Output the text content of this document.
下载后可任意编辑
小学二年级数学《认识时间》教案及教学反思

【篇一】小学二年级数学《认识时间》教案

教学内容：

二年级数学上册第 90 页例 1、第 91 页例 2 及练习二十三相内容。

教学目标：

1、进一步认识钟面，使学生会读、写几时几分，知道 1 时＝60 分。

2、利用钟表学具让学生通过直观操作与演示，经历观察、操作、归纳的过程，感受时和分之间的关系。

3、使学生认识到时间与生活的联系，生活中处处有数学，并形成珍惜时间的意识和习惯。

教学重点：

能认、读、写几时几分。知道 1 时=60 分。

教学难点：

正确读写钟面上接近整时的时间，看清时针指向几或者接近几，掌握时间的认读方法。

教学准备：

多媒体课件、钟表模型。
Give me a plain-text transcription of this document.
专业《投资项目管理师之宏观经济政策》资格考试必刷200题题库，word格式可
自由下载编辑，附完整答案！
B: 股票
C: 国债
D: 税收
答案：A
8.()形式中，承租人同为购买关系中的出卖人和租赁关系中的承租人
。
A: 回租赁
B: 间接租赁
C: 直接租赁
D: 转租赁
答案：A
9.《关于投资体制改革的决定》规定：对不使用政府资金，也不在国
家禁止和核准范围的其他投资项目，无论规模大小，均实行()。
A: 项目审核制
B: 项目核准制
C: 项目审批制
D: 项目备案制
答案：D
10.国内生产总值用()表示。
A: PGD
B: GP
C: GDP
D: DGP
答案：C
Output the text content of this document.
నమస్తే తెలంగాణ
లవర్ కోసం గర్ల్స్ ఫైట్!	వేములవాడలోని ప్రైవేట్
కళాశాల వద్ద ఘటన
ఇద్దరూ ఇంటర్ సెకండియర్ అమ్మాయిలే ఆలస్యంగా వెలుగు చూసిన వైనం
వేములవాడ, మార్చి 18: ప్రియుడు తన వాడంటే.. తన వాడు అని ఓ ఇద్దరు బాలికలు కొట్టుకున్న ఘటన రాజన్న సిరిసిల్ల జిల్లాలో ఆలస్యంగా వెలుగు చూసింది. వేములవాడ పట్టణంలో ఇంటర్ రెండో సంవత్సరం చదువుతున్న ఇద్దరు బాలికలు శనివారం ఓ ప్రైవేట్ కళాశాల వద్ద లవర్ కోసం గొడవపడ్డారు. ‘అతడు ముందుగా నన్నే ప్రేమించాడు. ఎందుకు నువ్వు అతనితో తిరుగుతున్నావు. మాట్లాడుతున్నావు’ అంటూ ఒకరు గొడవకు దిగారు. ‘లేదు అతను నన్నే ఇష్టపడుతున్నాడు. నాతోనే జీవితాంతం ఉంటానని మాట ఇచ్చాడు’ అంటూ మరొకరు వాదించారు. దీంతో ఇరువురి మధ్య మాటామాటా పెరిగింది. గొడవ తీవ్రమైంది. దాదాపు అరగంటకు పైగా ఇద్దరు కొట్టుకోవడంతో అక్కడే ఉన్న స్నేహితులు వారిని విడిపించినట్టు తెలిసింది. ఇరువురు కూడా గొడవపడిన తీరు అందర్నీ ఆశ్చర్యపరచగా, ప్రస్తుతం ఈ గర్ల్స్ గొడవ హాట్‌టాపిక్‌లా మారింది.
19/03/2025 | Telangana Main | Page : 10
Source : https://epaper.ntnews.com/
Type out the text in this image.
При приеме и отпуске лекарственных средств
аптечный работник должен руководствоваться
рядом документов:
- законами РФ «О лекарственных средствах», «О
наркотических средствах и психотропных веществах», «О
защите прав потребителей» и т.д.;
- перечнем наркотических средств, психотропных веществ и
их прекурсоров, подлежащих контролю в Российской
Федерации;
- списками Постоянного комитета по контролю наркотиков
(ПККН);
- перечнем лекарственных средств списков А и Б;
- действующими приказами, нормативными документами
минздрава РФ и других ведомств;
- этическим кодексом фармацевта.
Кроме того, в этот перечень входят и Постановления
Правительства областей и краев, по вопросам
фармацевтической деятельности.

# Your goal
Reproduce the whole listing word for word.

# Response to this exercise
Output the text content of this document.
下载后可任意编辑
小学二年级数学《认识时间》教案及教学反思

【篇一】小学二年级数学《认识时间》教案

教学内容：

二年级数学上册第 90 页例 1、第 91 页例 2 及练习二十三相内容。

教学目标：

1、进一步认识钟面，使学生会读、写几时几分，知道 1 时＝60 分。

2、利用钟表学具让学生通过直观操作与演示，经历观察、操作、归纳的过程，感受时和分之间的关系。

3、使学生认识到时间与生活的联系，生活中处处有数学，并形成珍惜时间的意识和习惯。

教学重点：

能认、读、写几时几分。知道 1 时=60 分。

教学难点：

正确读写钟面上接近整时的时间，看清时针指向几或者接近几，掌握时间的认读方法。

教学准备：

多媒体课件、钟表模型。
Give me a plain-text transcription of this document.
专业《投资项目管理师之宏观经济政策》资格考试必刷200题题库，word格式可
自由下载编辑，附完整答案！
B: 股票
C: 国债
D: 税收
答案：A
8.()形式中，承租人同为购买关系中的出卖人和租赁关系中的承租人
。
A: 回租赁
B: 间接租赁
C: 直接租赁
D: 转租赁
答案：A
9.《关于投资体制改革的决定》规定：对不使用政府资金，也不在国
家禁止和核准范围的其他投资项目，无论规模大小，均实行()。
A: 项目审核制
B: 项目核准制
C: 项目审批制
D: 项目备案制
答案：D
10.国内生产总值用()表示。
A: PGD
B: GP
C: GDP
D: DGP
答案：C
Output the text content of this document.
నమస్తే తెలంగాణ
లవర్ కోసం గర్ల్స్ ఫైట్!	వేములవాడలోని ప్రైవేట్
కళాశాల వద్ద ఘటన
ఇద్దరూ ఇంటర్ సెకండియర్ అమ్మాయిలే ఆలస్యంగా వెలుగు చూసిన వైనం
వేములవాడ, మార్చి 18: ప్రియుడు తన వాడంటే.. తన వాడు అని ఓ ఇద్దరు బాలికలు కొట్టుకున్న ఘటన రాజన్న సిరిసిల్ల జిల్లాలో ఆలస్యంగా వెలుగు చూసింది. వేములవాడ పట్టణంలో ఇంటర్ రెండో సంవత్సరం చదువుతున్న ఇద్దరు బాలికలు శనివారం ఓ ప్రైవేట్ కళాశాల వద్ద లవర్ కోసం గొడవపడ్డారు. ‘అతడు ముందుగా నన్నే ప్రేమించాడు. ఎందుకు నువ్వు అతనితో తిరుగుతున్నావు. మాట్లాడుతున్నావు’ అంటూ ఒకరు గొడవకు దిగారు. ‘లేదు అతను నన్నే ఇష్టపడుతున్నాడు. నాతోనే జీవితాంతం ఉంటానని మాట ఇచ్చాడు’ అంటూ మరొకరు వాదించారు. దీంతో ఇరువురి మధ్య మాటామాటా పెరిగింది. గొడవ తీవ్రమైంది. దాదాపు అరగంటకు పైగా ఇద్దరు కొట్టుకోవడంతో అక్కడే ఉన్న స్నేహితులు వారిని విడిపించినట్టు తెలిసింది. ఇరువురు కూడా గొడవపడిన తీరు అందర్నీ ఆశ్చర్యపరచగా, ప్రస్తుతం ఈ గర్ల్స్ గొడవ హాట్‌టాపిక్‌లా మారింది.
19/03/2025 | Telangana Main | Page : 10
Source : https://epaper.ntnews.com/
Type out the text in this image.
При приеме и отпуске лекарственных средств
аптечный работник должен руководствоваться
рядом документов:
- законами РФ «О лекарственных средствах», «О
наркотических средствах и психотропных веществах», «О
защите прав потребителей» и т.д.;
- перечнем наркотических средств, психотропных веществ и
их прекурсоров, подлежащих контролю в Российской
Федерации;
- списками Постоянного комитета по контролю наркотиков
(ПККН);
- перечнем лекарственных средств списков А и Б;
- действующими приказами, нормативными документами
минздрава РФ и других ведомств;
- этическим кодексом фармацевта.
Кроме того, в этот перечень входят и Постановления
Правительства областей и краев, по вопросам
фармацевтической деятельности.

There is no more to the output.